__Extracted data entries__:
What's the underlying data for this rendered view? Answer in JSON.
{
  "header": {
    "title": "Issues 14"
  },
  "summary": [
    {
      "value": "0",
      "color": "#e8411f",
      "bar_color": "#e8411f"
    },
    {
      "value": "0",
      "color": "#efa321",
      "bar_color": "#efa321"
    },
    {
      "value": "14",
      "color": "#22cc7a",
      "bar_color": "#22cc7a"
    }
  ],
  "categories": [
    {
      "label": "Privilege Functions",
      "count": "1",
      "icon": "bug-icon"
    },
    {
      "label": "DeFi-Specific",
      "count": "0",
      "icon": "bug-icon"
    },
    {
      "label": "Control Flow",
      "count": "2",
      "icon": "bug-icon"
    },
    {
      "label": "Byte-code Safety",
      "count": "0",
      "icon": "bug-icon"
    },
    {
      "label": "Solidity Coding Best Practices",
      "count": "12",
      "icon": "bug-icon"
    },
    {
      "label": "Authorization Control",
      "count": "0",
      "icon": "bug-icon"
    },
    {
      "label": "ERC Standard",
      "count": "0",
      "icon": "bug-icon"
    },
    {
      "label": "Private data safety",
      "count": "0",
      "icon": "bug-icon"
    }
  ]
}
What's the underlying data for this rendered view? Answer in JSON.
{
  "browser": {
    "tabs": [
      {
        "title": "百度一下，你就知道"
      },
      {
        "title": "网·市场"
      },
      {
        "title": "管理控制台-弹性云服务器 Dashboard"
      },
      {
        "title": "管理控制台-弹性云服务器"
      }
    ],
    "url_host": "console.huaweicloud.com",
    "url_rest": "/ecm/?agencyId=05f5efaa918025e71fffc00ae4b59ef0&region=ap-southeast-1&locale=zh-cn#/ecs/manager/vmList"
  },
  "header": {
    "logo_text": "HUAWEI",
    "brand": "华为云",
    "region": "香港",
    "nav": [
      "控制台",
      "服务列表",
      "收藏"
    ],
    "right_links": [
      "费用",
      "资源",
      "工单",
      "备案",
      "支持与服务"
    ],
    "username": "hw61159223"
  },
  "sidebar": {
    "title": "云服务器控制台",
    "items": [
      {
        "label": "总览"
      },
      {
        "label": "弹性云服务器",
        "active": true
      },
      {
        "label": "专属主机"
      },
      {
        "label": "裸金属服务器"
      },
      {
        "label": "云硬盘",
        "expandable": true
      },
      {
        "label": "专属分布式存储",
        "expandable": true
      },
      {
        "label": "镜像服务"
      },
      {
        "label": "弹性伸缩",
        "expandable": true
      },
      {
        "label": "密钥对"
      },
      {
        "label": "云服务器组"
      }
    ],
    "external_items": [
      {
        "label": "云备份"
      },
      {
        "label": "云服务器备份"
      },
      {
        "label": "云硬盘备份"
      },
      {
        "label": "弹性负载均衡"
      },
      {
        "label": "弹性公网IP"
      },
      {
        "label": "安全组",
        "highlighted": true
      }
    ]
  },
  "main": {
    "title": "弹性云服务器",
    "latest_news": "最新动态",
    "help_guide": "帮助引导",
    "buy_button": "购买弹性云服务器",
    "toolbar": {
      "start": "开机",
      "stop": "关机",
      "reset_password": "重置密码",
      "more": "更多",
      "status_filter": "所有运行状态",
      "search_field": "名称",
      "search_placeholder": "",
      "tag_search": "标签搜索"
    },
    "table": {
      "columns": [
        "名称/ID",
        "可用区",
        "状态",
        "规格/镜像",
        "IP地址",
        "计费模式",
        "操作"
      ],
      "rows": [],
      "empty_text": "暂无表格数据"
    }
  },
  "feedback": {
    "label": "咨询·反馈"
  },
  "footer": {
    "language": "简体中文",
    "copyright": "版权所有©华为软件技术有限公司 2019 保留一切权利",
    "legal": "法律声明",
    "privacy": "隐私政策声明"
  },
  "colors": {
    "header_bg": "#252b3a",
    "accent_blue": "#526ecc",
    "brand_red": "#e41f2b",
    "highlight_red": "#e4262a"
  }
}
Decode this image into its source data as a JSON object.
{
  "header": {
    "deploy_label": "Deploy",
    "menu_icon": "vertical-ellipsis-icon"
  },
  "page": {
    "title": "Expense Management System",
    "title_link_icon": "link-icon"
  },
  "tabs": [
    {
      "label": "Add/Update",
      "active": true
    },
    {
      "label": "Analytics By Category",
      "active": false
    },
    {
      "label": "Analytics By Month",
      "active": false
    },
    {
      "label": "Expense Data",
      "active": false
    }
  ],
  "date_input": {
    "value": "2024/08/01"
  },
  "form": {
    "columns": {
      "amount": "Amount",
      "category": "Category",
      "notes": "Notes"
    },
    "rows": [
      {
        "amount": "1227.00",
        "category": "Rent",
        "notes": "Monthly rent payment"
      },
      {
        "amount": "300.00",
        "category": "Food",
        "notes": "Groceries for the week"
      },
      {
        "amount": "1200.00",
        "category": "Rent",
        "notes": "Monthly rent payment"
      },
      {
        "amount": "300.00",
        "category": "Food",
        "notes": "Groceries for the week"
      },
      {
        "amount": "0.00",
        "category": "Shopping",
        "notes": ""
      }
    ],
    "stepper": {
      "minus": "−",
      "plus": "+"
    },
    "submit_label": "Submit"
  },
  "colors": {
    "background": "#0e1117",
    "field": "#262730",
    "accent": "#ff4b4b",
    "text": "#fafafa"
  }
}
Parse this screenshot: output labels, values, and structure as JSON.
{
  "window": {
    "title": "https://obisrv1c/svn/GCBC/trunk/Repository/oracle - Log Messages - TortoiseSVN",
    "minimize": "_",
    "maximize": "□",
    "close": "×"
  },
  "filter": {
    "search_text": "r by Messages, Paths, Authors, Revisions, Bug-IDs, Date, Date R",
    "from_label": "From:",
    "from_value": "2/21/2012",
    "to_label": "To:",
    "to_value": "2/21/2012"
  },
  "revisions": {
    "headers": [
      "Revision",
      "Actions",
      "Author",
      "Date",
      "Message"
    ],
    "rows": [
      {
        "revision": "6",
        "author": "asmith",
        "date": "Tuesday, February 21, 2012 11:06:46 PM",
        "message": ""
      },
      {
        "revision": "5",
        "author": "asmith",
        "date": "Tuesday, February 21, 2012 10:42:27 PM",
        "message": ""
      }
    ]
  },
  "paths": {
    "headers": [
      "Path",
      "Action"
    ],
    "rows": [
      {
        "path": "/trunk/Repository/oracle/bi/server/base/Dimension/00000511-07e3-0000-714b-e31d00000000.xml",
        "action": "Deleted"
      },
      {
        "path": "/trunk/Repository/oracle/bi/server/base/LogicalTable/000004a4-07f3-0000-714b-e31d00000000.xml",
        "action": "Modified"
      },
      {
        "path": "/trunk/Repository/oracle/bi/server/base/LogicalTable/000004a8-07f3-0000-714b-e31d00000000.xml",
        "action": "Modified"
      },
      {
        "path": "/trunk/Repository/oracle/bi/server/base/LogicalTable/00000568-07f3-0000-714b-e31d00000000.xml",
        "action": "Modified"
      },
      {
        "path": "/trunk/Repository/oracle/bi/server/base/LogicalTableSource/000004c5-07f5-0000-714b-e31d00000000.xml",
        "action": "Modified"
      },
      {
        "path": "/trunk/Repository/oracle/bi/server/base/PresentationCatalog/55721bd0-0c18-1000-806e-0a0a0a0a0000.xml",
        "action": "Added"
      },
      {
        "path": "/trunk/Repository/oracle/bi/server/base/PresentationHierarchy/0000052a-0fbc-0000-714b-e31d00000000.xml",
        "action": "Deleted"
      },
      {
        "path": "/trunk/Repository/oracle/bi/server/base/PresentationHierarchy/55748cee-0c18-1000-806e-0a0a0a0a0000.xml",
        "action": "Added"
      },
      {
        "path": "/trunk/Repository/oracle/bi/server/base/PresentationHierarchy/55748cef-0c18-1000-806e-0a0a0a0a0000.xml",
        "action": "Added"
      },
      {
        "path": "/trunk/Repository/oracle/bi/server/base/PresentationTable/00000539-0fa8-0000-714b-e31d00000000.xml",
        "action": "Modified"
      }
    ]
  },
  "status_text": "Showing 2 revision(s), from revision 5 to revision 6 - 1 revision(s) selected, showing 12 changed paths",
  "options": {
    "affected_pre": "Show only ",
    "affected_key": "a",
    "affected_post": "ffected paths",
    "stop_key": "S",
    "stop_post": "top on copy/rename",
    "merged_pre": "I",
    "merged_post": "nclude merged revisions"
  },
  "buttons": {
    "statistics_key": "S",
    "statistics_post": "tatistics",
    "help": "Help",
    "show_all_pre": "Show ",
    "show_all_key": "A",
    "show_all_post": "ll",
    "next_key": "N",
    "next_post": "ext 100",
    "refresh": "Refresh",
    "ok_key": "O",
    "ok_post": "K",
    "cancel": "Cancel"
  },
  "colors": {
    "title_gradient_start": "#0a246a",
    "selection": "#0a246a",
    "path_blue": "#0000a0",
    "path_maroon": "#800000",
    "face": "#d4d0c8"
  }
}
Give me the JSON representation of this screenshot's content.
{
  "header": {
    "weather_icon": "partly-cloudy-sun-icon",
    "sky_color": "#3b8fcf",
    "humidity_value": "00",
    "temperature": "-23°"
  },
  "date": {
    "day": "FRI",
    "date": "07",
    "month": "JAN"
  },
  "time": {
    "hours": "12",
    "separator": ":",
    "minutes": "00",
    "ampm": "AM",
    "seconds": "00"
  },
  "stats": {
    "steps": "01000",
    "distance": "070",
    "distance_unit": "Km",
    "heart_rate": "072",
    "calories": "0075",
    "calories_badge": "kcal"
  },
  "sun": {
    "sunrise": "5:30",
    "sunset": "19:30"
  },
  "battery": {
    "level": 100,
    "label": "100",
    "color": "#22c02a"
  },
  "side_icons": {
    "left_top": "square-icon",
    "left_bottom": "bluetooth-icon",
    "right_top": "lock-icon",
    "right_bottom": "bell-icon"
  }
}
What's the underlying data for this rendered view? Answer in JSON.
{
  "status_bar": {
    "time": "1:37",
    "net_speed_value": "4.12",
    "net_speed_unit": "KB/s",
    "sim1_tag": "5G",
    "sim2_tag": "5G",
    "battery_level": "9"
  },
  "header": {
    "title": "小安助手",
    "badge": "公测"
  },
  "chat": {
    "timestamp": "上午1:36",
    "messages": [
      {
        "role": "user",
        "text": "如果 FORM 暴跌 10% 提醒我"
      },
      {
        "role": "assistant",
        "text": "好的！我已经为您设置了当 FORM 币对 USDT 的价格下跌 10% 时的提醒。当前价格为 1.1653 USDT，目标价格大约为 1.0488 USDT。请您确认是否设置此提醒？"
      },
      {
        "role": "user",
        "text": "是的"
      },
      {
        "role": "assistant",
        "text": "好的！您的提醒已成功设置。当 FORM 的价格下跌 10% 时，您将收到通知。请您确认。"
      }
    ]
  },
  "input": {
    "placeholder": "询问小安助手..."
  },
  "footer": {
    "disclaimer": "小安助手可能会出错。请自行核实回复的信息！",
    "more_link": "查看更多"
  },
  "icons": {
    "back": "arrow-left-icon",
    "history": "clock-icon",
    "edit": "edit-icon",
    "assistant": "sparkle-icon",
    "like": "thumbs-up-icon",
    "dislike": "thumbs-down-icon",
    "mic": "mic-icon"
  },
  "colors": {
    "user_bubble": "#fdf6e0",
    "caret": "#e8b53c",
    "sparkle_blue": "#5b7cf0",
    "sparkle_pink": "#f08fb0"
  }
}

__Short exercise__: Each line in the entries above that includes the string "的价格下跌" should be extracted.

__Correct answer__:
        "text": "好的！我已经为您设置了当 FORM 币对 USDT 的价格下跌 10% 时的提醒。当前价格为 1.1653 USDT，目标价格大约为 1.0488 USDT。请您确认是否设置此提醒？"
        "text": "好的！您的提醒已成功设置。当 FORM 的价格下跌 10% 时，您将收到通知。请您确认。"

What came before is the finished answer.